> Text
Tyler v. Michaels Stores, Inc.

Decision Date09 December 2015
Docket NumberCIVIL ACTION NO. 11-10920-WGY
Citation150 F.Supp.3d 53
Parties Melissa Tyler, on behalf of herself and all others similarly situated, Plaintiff, v. Michaels Stores, Inc., Defendant.
CourtU.S. District Court — District of Massachusetts

David J. Fine, Rubin, Hay & Gould, P.C., Framingham, MA, Jeffrey I. Carton, Robert J. Berg, Denlea & Carton LLP, Todd S. Garber, Finkelstein, Blankinship, Frei-Pearson & Garber, LLP, D. Greg Blankinship, Meiselman, Denlea, Packman, Carton & Ebertz, P.C., White Plains, NY, Patrick J. Sheehan, Whatley Drake & Kallas, Boston, MA, for Plaintiff.

Michael J. Burns, Seyfarth Shaw, LLP, San Francisco, CA, Erik W. Weibust, Katherine E. Perrelli, Seyfarth Shaw, LLP, Boston, MA, for Defendant.

MEMORANDUM AND ORDER

YOUNG

, DISTRICT JUDGE
I. INTRODUCTION

This Court—with a specific exception—approved a settlement agreement of this class action. See Elec. Clerk's Notes 5/21/2014, ECF No. 81; Final Approval Order, ECF No. 89. Thus the Court, consistent with Federal Rule of Civil Procedure 23(e)(2)

, has already determined that the settlement agreement is not collusive and is fair, adequate, and reasonable to the class of consumer-plaintiffs. There was a sticking point, however, preventing the Court's complete approval of the settlement agreement: class counsel's1 agreed-to request for attorneys' fees and costs in the amount of $425,000. See Uncontested Mot. Final Approval Proposed Settlement and Award Att'ys' Fees and Costs (“Pls.' Mot.”), ECF No. 74; Pls.' Mem. Law Supp. Uncontested Mot. Att'ys' Fees and Costs (“Pls.' Mem.”), ECF No. 76. The Court now turns to that issue.

> Goal 1
Print, unchanged, the part of the records that opens with the line containing "slide: ESTRUCTURA - CLASS" and closes with the line containing "uml-class-name: Client xyxy=(85,125,153,151)", including both of those lines.
The court opinion and the records are unrelated to each other.

> Material supplied
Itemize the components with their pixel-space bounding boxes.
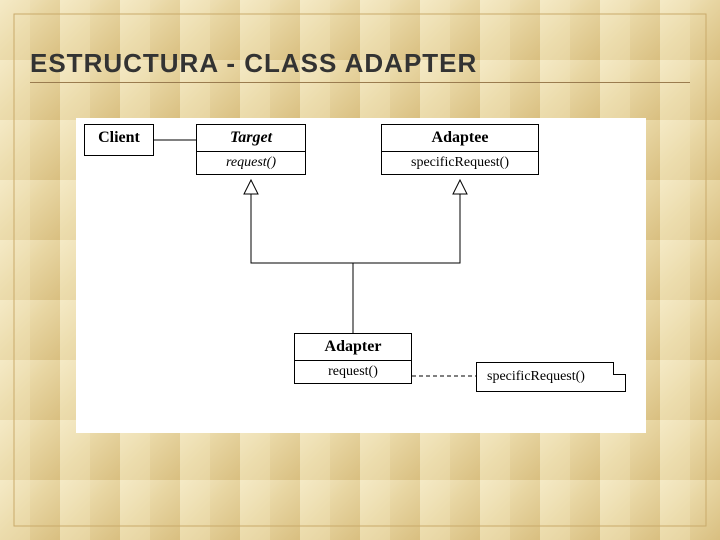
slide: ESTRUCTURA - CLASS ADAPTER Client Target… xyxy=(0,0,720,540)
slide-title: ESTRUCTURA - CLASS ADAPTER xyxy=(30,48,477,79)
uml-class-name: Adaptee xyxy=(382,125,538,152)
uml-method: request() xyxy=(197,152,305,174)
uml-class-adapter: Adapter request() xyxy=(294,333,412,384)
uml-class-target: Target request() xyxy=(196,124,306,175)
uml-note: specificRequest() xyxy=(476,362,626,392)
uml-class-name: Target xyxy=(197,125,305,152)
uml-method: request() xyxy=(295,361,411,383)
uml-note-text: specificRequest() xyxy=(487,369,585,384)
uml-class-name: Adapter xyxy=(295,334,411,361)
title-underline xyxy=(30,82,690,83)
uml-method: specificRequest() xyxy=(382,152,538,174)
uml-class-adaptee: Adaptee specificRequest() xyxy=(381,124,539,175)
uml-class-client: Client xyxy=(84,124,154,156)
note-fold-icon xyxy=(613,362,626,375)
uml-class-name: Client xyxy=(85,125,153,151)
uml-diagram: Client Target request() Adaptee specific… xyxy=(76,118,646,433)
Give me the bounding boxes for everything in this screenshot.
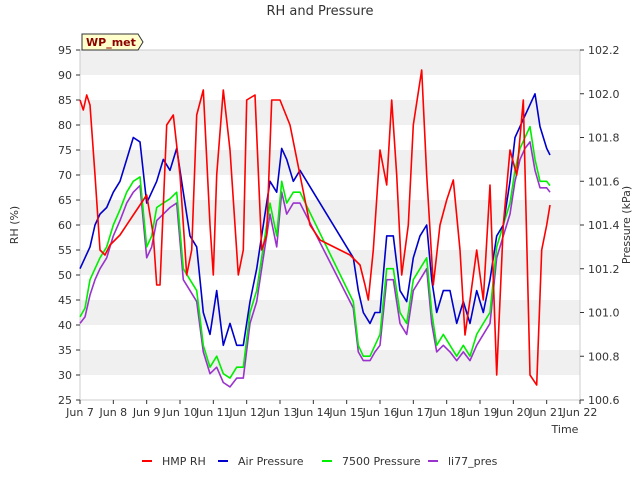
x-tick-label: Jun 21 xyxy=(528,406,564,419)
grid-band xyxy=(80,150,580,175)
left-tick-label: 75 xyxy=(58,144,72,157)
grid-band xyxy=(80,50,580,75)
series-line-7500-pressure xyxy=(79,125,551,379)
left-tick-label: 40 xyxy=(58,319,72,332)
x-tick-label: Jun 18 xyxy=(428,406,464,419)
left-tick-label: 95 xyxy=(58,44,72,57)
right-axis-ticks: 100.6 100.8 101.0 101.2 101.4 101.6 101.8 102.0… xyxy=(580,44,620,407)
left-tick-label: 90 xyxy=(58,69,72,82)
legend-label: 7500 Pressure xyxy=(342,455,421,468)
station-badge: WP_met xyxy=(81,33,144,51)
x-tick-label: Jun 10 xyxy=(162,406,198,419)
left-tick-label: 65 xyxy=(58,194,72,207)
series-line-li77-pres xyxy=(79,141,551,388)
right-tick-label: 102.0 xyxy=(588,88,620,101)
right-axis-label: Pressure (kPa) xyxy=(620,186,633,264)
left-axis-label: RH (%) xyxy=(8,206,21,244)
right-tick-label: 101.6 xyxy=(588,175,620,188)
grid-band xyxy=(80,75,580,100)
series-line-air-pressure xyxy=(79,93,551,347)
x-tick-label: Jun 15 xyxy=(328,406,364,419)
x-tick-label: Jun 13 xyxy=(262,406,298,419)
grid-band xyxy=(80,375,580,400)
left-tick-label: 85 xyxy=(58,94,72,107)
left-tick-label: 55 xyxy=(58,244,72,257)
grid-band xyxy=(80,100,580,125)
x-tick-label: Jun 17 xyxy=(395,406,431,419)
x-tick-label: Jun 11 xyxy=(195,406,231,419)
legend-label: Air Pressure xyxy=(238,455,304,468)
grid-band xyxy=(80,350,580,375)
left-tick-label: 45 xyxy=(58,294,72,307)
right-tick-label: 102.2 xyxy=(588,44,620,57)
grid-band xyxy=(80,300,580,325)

> Goal 2
Output, unchanged, the part of the court opinion that opens with the words "This Court—with a" and closes with the words "Civil Procedure 23(e)(2)".

> Full answer 1
slide: ESTRUCTURA - CLASS ADAPTER Client Target… xyxy=(0,0,720,540)
slide-title: ESTRUCTURA - CLASS ADAPTER xyxy=(30,48,477,79)
uml-class-name: Adaptee xyxy=(382,125,538,152)
uml-method: request() xyxy=(197,152,305,174)
uml-class-adapter: Adapter request() xyxy=(294,333,412,384)
uml-class-target: Target request() xyxy=(196,124,306,175)
uml-note: specificRequest() xyxy=(476,362,626,392)
uml-class-name: Target xyxy=(197,125,305,152)
uml-method: request() xyxy=(295,361,411,383)
uml-note-text: specificRequest() xyxy=(487,369,585,384)
uml-class-name: Adapter xyxy=(295,334,411,361)
title-underline xyxy=(30,82,690,83)
uml-method: specificRequest() xyxy=(382,152,538,174)
uml-class-adaptee: Adaptee specificRequest() xyxy=(381,124,539,175)
uml-class-client: Client xyxy=(84,124,154,156)
note-fold-icon xyxy=(613,362,626,375)
uml-class-name: Client xyxy=(85,125,153,151)

> Full answer 2
This Court—with a specific exception—approved a settlement agreement of this class action. See Elec. Clerk's Notes 5/21/2014, ECF No. 81; Final Approval Order, ECF No. 89. Thus the Court, consistent with Federal Rule of Civil Procedure 23(e)(2)